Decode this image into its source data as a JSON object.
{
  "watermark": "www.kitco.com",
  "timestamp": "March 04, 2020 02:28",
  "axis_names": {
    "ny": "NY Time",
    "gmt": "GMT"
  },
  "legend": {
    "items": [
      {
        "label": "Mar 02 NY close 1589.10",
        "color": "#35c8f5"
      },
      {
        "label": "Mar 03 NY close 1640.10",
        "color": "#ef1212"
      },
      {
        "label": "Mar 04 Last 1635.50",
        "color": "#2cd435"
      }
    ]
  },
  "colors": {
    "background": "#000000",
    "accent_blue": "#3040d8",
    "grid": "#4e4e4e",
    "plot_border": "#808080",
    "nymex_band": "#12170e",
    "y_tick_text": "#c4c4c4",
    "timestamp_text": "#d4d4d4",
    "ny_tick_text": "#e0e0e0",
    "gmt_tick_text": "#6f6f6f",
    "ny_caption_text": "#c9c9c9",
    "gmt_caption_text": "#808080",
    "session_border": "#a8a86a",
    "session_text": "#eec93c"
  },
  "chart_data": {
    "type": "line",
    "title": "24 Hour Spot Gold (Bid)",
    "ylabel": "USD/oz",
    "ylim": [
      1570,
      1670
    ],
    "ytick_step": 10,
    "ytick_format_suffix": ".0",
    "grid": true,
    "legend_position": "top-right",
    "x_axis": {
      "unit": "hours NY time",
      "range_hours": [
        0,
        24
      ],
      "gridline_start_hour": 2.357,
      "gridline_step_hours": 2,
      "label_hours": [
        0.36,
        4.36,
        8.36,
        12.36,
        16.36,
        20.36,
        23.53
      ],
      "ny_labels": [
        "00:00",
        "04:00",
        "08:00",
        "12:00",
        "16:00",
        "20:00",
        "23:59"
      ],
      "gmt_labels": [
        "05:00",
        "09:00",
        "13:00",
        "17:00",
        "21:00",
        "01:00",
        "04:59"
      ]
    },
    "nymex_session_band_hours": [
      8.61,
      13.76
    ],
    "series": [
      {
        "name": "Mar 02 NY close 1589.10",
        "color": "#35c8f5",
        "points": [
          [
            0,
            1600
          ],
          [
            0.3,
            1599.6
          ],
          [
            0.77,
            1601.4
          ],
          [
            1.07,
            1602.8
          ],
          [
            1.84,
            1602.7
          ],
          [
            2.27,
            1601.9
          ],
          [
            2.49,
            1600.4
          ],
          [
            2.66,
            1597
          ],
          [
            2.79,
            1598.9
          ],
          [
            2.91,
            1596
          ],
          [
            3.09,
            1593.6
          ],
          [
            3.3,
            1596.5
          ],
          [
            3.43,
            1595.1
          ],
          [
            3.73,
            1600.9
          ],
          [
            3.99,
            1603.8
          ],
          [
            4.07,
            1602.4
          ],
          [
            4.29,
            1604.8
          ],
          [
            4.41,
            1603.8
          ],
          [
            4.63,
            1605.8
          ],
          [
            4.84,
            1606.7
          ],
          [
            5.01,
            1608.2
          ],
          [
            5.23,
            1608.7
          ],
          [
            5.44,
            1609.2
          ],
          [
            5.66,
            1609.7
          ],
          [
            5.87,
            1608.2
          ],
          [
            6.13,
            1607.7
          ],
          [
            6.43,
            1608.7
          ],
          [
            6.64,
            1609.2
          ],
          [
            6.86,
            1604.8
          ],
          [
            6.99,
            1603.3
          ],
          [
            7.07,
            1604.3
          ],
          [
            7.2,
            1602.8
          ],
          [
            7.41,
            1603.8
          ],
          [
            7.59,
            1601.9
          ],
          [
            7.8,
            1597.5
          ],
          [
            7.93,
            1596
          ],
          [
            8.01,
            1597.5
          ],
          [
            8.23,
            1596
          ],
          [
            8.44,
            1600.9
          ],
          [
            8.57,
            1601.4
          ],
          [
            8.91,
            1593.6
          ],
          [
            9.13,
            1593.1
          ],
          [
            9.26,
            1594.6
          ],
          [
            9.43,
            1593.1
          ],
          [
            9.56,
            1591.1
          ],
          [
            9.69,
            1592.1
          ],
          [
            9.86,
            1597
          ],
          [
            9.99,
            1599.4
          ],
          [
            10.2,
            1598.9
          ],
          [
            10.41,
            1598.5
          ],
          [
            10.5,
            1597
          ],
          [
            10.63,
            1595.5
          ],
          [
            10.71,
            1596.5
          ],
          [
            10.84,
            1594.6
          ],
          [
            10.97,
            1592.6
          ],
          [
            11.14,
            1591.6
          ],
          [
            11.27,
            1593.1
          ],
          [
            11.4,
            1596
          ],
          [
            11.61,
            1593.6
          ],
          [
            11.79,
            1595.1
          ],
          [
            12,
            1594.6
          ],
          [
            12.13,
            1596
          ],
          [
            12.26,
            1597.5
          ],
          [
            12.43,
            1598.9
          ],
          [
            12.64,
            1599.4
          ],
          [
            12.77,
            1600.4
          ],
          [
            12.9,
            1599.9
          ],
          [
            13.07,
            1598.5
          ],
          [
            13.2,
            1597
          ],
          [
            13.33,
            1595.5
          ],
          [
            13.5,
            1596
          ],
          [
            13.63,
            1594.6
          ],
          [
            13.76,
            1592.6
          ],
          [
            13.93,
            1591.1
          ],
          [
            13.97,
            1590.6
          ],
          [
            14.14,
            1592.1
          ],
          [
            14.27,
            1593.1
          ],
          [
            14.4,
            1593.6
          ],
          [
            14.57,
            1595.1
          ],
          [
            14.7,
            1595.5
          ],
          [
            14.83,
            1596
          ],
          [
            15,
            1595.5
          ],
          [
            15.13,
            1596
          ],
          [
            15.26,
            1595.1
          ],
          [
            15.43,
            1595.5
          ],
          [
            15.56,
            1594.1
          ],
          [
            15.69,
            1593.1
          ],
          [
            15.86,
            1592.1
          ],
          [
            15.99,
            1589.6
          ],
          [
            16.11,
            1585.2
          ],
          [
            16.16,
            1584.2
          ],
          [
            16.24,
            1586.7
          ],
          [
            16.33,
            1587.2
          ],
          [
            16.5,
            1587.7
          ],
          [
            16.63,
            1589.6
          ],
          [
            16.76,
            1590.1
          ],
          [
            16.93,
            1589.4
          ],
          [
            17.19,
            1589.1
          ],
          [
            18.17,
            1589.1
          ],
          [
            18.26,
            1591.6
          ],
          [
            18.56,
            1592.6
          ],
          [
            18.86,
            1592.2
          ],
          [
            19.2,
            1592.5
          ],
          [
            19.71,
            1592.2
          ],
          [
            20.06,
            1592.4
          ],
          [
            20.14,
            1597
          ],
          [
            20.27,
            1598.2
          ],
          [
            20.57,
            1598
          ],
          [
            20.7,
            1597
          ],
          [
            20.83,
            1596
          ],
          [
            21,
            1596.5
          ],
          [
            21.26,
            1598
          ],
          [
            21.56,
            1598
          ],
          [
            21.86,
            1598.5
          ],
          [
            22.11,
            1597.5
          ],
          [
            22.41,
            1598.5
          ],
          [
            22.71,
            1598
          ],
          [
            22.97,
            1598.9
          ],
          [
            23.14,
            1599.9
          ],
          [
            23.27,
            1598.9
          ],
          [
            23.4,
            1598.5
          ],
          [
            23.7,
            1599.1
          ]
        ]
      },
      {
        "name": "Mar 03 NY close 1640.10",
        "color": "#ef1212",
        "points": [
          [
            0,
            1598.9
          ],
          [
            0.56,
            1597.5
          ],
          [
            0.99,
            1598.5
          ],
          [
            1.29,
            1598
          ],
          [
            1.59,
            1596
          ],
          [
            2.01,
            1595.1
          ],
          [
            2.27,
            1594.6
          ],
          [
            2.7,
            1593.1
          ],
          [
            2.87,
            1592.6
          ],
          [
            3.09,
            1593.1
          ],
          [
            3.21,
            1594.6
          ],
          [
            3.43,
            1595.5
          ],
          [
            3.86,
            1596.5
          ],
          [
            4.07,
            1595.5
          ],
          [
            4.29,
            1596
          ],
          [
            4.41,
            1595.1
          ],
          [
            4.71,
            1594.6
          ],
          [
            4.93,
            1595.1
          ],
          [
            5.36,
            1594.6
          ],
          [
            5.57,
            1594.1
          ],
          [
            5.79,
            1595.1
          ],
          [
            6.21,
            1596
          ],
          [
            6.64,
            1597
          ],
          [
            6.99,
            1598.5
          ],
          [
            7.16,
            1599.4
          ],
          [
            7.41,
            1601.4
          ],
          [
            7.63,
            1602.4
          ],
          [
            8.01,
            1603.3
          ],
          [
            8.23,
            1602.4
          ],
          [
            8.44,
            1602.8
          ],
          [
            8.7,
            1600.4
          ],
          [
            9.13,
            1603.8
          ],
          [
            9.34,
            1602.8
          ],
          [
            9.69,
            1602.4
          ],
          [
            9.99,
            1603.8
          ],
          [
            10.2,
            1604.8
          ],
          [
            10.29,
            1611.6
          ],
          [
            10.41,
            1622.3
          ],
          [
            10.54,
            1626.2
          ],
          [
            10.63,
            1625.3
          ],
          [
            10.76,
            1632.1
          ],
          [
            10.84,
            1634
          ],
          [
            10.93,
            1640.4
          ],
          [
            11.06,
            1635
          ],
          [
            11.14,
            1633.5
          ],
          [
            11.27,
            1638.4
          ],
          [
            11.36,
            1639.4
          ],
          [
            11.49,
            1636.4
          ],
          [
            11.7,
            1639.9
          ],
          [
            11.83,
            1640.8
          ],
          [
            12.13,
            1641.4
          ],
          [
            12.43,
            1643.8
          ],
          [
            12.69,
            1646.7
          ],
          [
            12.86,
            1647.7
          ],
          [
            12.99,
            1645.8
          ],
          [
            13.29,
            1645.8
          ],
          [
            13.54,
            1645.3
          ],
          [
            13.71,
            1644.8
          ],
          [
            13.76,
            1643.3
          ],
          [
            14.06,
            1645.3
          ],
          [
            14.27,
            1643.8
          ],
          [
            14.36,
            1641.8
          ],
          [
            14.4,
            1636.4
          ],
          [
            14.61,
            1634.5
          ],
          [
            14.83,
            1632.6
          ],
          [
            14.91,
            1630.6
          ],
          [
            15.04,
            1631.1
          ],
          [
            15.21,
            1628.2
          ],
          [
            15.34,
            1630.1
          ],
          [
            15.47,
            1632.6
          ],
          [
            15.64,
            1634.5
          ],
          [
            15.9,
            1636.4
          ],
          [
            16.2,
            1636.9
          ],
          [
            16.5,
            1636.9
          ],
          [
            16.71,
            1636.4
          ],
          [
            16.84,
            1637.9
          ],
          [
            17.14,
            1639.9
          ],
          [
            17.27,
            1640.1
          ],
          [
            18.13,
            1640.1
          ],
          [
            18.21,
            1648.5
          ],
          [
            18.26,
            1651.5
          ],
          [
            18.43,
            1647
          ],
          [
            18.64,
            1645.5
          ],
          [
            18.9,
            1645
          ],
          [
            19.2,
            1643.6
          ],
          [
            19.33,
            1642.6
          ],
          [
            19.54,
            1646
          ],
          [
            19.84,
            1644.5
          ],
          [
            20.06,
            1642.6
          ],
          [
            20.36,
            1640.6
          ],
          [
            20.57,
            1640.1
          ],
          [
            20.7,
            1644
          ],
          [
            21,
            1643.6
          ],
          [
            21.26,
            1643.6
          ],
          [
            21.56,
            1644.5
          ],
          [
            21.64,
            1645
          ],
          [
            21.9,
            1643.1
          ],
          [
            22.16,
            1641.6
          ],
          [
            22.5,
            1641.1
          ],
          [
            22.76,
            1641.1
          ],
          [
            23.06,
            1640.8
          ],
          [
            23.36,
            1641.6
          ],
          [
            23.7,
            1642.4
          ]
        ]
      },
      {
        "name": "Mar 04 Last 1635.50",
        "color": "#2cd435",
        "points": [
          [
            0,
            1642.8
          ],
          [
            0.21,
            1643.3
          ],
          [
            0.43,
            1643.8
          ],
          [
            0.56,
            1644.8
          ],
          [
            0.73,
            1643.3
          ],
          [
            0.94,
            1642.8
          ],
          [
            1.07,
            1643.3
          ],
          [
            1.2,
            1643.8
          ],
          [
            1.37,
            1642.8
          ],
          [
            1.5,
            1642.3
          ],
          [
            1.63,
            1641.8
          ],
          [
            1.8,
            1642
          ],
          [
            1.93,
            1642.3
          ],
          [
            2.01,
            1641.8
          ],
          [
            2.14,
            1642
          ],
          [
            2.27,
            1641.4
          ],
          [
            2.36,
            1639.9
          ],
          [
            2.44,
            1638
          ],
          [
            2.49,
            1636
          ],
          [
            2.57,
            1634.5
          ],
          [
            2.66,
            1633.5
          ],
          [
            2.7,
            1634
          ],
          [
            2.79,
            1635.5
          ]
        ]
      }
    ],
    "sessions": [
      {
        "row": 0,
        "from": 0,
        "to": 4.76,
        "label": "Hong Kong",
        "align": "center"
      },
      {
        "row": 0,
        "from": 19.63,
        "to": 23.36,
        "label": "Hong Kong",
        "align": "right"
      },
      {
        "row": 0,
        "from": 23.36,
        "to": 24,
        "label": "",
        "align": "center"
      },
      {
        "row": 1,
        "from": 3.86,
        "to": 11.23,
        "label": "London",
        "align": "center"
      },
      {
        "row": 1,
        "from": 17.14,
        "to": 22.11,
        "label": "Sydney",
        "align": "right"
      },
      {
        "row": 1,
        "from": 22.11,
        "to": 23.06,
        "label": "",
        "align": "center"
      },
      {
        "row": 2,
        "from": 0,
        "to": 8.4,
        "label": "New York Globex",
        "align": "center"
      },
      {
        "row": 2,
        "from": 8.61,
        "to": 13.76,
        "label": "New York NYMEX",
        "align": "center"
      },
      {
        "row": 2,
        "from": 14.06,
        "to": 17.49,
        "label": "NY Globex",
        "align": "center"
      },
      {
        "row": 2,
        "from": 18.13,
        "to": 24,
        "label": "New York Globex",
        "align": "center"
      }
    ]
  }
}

○ ○ ○ ○ ○ ○ ○

**WHAT TO PRODUCE:** Show every line of the records above that contains the word "close".

**WORKED ANSWER:**
        "label": "Mar 02 NY close 1589.10",
        "label": "Mar 03 NY close 1640.10",
        "name": "Mar 02 NY close 1589.10",
        "name": "Mar 03 NY close 1640.10",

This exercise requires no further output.